*What you will do*: Scan the lines below; pull out those with "ANCIENNETÉ".

** START OF The data **

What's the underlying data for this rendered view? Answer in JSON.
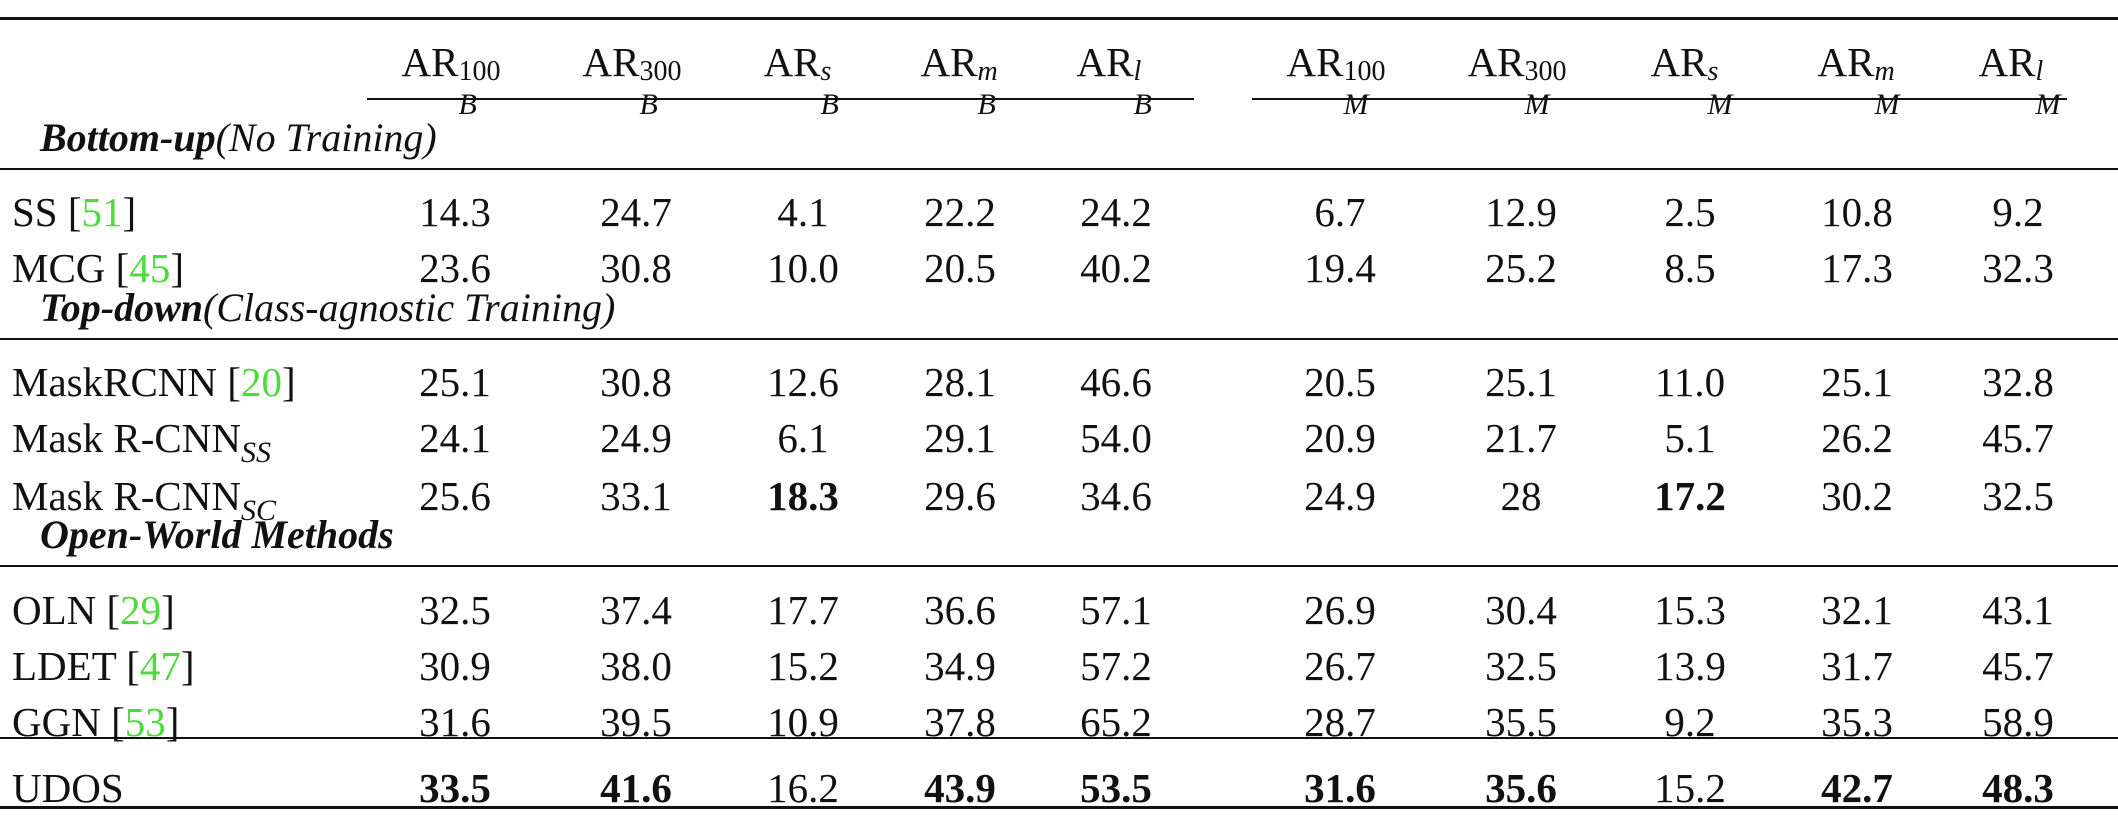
{
  "headers": {
    "box": [
      {
        "base": "AR",
        "sup": "100",
        "sub": "B"
      },
      {
        "base": "AR",
        "sup": "300",
        "sub": "B"
      },
      {
        "base": "AR",
        "sup": "s",
        "sub": "B"
      },
      {
        "base": "AR",
        "sup": "m",
        "sub": "B"
      },
      {
        "base": "AR",
        "sup": "l",
        "sub": "B"
      }
    ],
    "mask": [
      {
        "base": "AR",
        "sup": "100",
        "sub": "M"
      },
      {
        "base": "AR",
        "sup": "300",
        "sub": "M"
      },
      {
        "base": "AR",
        "sup": "s",
        "sub": "M"
      },
      {
        "base": "AR",
        "sup": "m",
        "sub": "M"
      },
      {
        "base": "AR",
        "sup": "l",
        "sub": "M"
      }
    ]
  },
  "sections": [
    {
      "bold": "Bottom-up",
      "rest": "(No Training)"
    },
    {
      "bold": "Top-down",
      "rest": "(Class-agnostic Training)"
    },
    {
      "bold": "Open-World Methods",
      "rest": ""
    }
  ],
  "rows": [
    {
      "name": "SS [",
      "cite": "51",
      "close": "]",
      "sub": "",
      "values": [
        "14.3",
        "24.7",
        "4.1",
        "22.2",
        "24.2",
        "6.7",
        "12.9",
        "2.5",
        "10.8",
        "9.2"
      ],
      "bold": []
    },
    {
      "name": "MCG [",
      "cite": "45",
      "close": "]",
      "sub": "",
      "values": [
        "23.6",
        "30.8",
        "10.0",
        "20.5",
        "40.2",
        "19.4",
        "25.2",
        "8.5",
        "17.3",
        "32.3"
      ],
      "bold": []
    },
    {
      "name": "MaskRCNN [",
      "cite": "20",
      "close": "]",
      "sub": "",
      "values": [
        "25.1",
        "30.8",
        "12.6",
        "28.1",
        "46.6",
        "20.5",
        "25.1",
        "11.0",
        "25.1",
        "32.8"
      ],
      "bold": []
    },
    {
      "name": "Mask R-CNN",
      "cite": "",
      "close": "",
      "sub": "SS",
      "values": [
        "24.1",
        "24.9",
        "6.1",
        "29.1",
        "54.0",
        "20.9",
        "21.7",
        "5.1",
        "26.2",
        "45.7"
      ],
      "bold": []
    },
    {
      "name": "Mask R-CNN",
      "cite": "",
      "close": "",
      "sub": "SC",
      "values": [
        "25.6",
        "33.1",
        "18.3",
        "29.6",
        "34.6",
        "24.9",
        "28",
        "17.2",
        "30.2",
        "32.5"
      ],
      "bold": [
        2,
        7
      ]
    },
    {
      "name": "OLN [",
      "cite": "29",
      "close": "]",
      "sub": "",
      "values": [
        "32.5",
        "37.4",
        "17.7",
        "36.6",
        "57.1",
        "26.9",
        "30.4",
        "15.3",
        "32.1",
        "43.1"
      ],
      "bold": []
    },
    {
      "name": "LDET [",
      "cite": "47",
      "close": "]",
      "sub": "",
      "values": [
        "30.9",
        "38.0",
        "15.2",
        "34.9",
        "57.2",
        "26.7",
        "32.5",
        "13.9",
        "31.7",
        "45.7"
      ],
      "bold": []
    },
    {
      "name": "GGN [",
      "cite": "53",
      "close": "]",
      "sub": "",
      "values": [
        "31.6",
        "39.5",
        "10.9",
        "37.8",
        "65.2",
        "28.7",
        "35.5",
        "9.2",
        "35.3",
        "58.9"
      ],
      "bold": []
    },
    {
      "name": "UDOS",
      "cite": "",
      "close": "",
      "sub": "",
      "values": [
        "33.5",
        "41.6",
        "16.2",
        "43.9",
        "53.5",
        "31.6",
        "35.6",
        "15.2",
        "42.7",
        "48.3"
      ],
      "bold": [
        0,
        1,
        3,
        4,
        5,
        6,
        8,
        9
      ]
    }
  ],
  "colors": {
    "cite": "#4cdb3a",
    "text": "#111111"
  }
}
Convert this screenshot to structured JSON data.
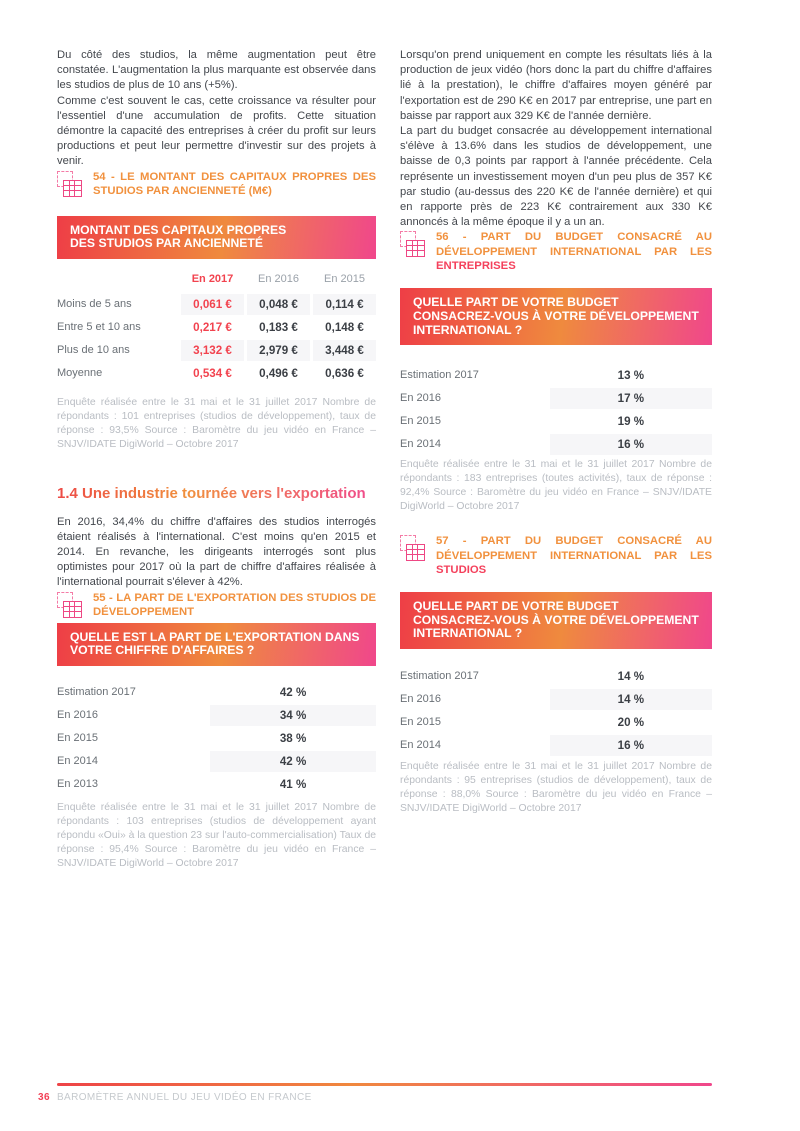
{
  "colors": {
    "accent_orange": "#f1913e",
    "accent_pink": "#f0478b",
    "accent_red": "#ee3e46",
    "value_red": "#f2434f",
    "text_dark": "#3b3f45",
    "label_gray": "#6a7076",
    "footnote_gray": "#b9bdc3",
    "shade_gray": "#f6f6f8"
  },
  "left": {
    "para1": "Du côté des studios, la même augmentation peut être constatée. L'augmentation la plus marquante est observée dans les studios de plus de 10 ans (+5%).",
    "para2": "Comme c'est souvent le cas, cette croissance va résulter pour l'essentiel d'une accumulation de profits. Cette situation démontre la capacité des entreprises à créer du profit sur leurs productions et peut leur permettre d'investir sur des projets à venir.",
    "caption54": "54 - LE MONTANT DES CAPITAUX PROPRES DES STUDIOS PAR ANCIENNETÉ (M€)",
    "table54": {
      "title": "MONTANT DES CAPITAUX PROPRES DES STUDIOS PAR ANCIENNETÉ",
      "col_headers": [
        "En 2017",
        "En 2016",
        "En 2015"
      ],
      "rows": [
        {
          "label": "Moins de 5 ans",
          "v2017": "0,061 €",
          "v2016": "0,048 €",
          "v2015": "0,114 €"
        },
        {
          "label": "Entre 5 et 10 ans",
          "v2017": "0,217 €",
          "v2016": "0,183 €",
          "v2015": "0,148 €"
        },
        {
          "label": "Plus de 10 ans",
          "v2017": "3,132 €",
          "v2016": "2,979 €",
          "v2015": "3,448 €"
        },
        {
          "label": "Moyenne",
          "v2017": "0,534 €",
          "v2016": "0,496 €",
          "v2015": "0,636 €"
        }
      ],
      "footnote": "Enquête réalisée entre le 31 mai et le 31 juillet 2017 Nombre de répondants : 101 entreprises (studios de développement), taux de réponse : 93,5% Source : Baromètre du jeu vidéo en France – SNJV/IDATE DigiWorld – Octobre 2017"
    },
    "section_title": "1.4 Une industrie tournée vers l'exportation",
    "para3": "En 2016, 34,4% du chiffre d'affaires des studios interrogés étaient réalisés à l'international. C'est moins qu'en 2015 et 2014. En revanche, les dirigeants interrogés sont plus optimistes pour 2017 où la part de chiffre d'affaires réalisée à l'international pourrait s'élever à 42%.",
    "caption55": "55 - LA PART DE L'EXPORTATION DES STUDIOS DE DÉVELOPPEMENT",
    "table55": {
      "question": "QUELLE EST LA PART DE L'EXPORTATION DANS VOTRE CHIFFRE D'AFFAIRES ?",
      "rows": [
        {
          "label": "Estimation 2017",
          "value": "42 %"
        },
        {
          "label": "En 2016",
          "value": "34 %"
        },
        {
          "label": "En 2015",
          "value": "38 %"
        },
        {
          "label": "En 2014",
          "value": "42 %"
        },
        {
          "label": "En 2013",
          "value": "41 %"
        }
      ],
      "footnote": "Enquête réalisée entre le 31 mai et le 31 juillet 2017 Nombre de répondants : 103 entreprises (studios de développement ayant répondu «Oui» à la question 23 sur l'auto-commercialisation) Taux de réponse : 95,4% Source : Baromètre du jeu vidéo en France – SNJV/IDATE DigiWorld – Octobre 2017"
    }
  },
  "right": {
    "para1": "Lorsqu'on prend uniquement en compte les résultats liés à la production de jeux vidéo (hors donc la part du chiffre d'affaires lié à la prestation), le chiffre d'affaires moyen généré par l'exportation est de 290 K€ en 2017 par entreprise, une part en baisse par rapport aux 329 K€ de l'année dernière.",
    "para2": "La part du budget consacrée au développement international s'élève à 13.6% dans les studios de développement, une baisse de 0,3 points par rapport à l'année précédente. Cela représente un investissement moyen d'un peu plus de 357 K€ par studio (au-dessus des 220 K€ de l'année dernière) et qui en rapporte près de 223 K€ contrairement aux 330 K€ annoncés à la même époque il y a un an.",
    "caption56": {
      "main": "56 - PART DU BUDGET CONSACRÉ AU DÉVELOPPEMENT INTERNATIONAL PAR LES ",
      "highlight": "ENTREPRISES"
    },
    "table56": {
      "question": "QUELLE PART DE VOTRE BUDGET CONSACREZ-VOUS À VOTRE DÉVELOPPEMENT INTERNATIONAL ?",
      "rows": [
        {
          "label": "Estimation 2017",
          "value": "13 %"
        },
        {
          "label": "En 2016",
          "value": "17 %"
        },
        {
          "label": "En 2015",
          "value": "19 %"
        },
        {
          "label": "En 2014",
          "value": "16 %"
        }
      ],
      "footnote": "Enquête réalisée entre le 31 mai et le 31 juillet 2017 Nombre de répondants : 183 entreprises (toutes activités), taux de réponse : 92,4% Source : Baromètre du jeu vidéo en France – SNJV/IDATE DigiWorld – Octobre 2017"
    },
    "caption57": {
      "main": "57 - PART DU BUDGET CONSACRÉ AU DÉVELOPPEMENT INTERNATIONAL PAR LES ",
      "highlight": "STUDIOS"
    },
    "table57": {
      "question": "QUELLE PART DE VOTRE BUDGET CONSACREZ-VOUS À VOTRE DÉVELOPPEMENT INTERNATIONAL ?",
      "rows": [
        {
          "label": "Estimation 2017",
          "value": "14 %"
        },
        {
          "label": "En 2016",
          "value": "14 %"
        },
        {
          "label": "En 2015",
          "value": "20 %"
        },
        {
          "label": "En 2014",
          "value": "16 %"
        }
      ],
      "footnote": "Enquête réalisée entre le 31 mai et le 31 juillet 2017 Nombre de répondants : 95 entreprises (studios de développement), taux de réponse : 88,0% Source : Baromètre du jeu vidéo en France – SNJV/IDATE DigiWorld – Octobre 2017"
    }
  },
  "footer": {
    "page_number": "36",
    "text": "BAROMÈTRE ANNUEL DU JEU VIDÉO EN FRANCE"
  }
}
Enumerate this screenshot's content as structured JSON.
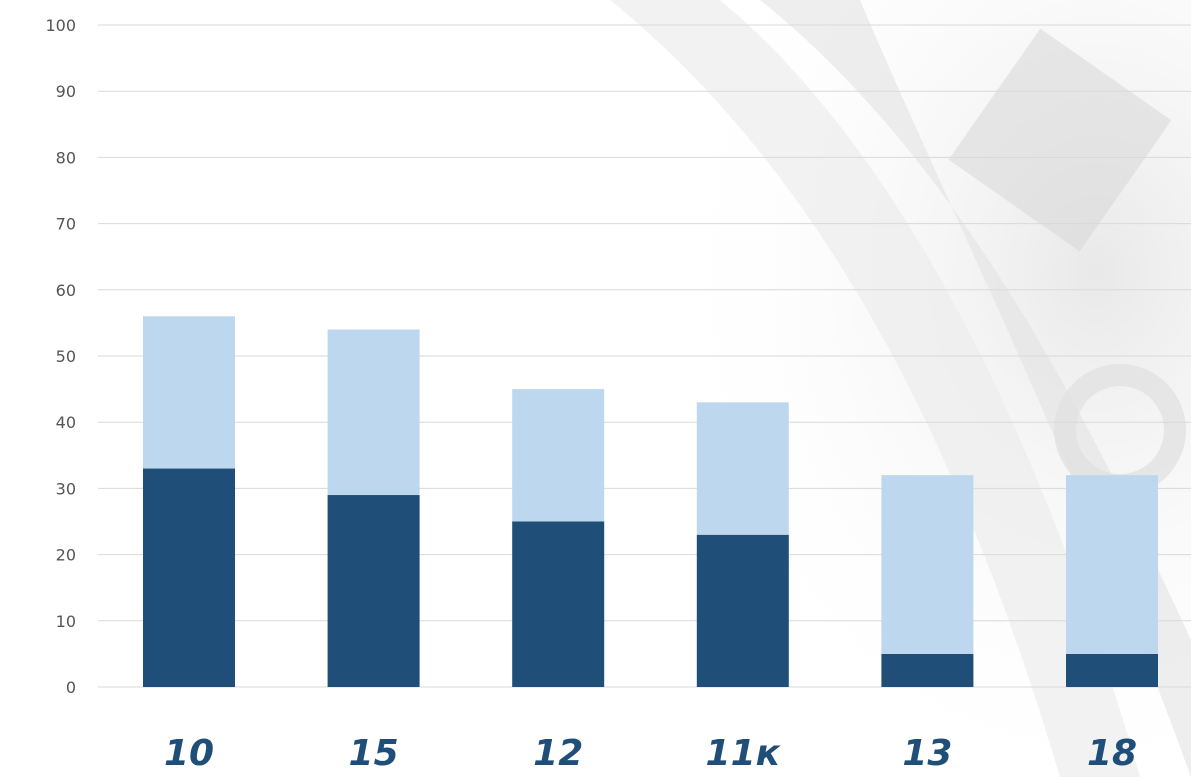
{
  "chart_data": {
    "type": "bar",
    "stacked": true,
    "categories": [
      "10",
      "15",
      "12",
      "11к",
      "13",
      "18"
    ],
    "series": [
      {
        "values": [
          33,
          29,
          25,
          23,
          5,
          5
        ],
        "color": "#1f4e79"
      },
      {
        "values": [
          23,
          25,
          20,
          20,
          27,
          27
        ],
        "color": "#bdd7ee"
      }
    ],
    "ylim": [
      0,
      100
    ],
    "yticks": [
      "0",
      "10",
      "20",
      "30",
      "40",
      "50",
      "60",
      "70",
      "80",
      "90",
      "100"
    ],
    "grid": true,
    "legend": "none"
  }
}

** END OF The data **

*Completed task*:
    "caption54": "54 - LE MONTANT DES CAPITAUX PROPRES DES STUDIOS PAR ANCIENNETÉ (M€)",
      "title": "MONTANT DES CAPITAUX PROPRES DES STUDIOS PAR ANCIENNETÉ",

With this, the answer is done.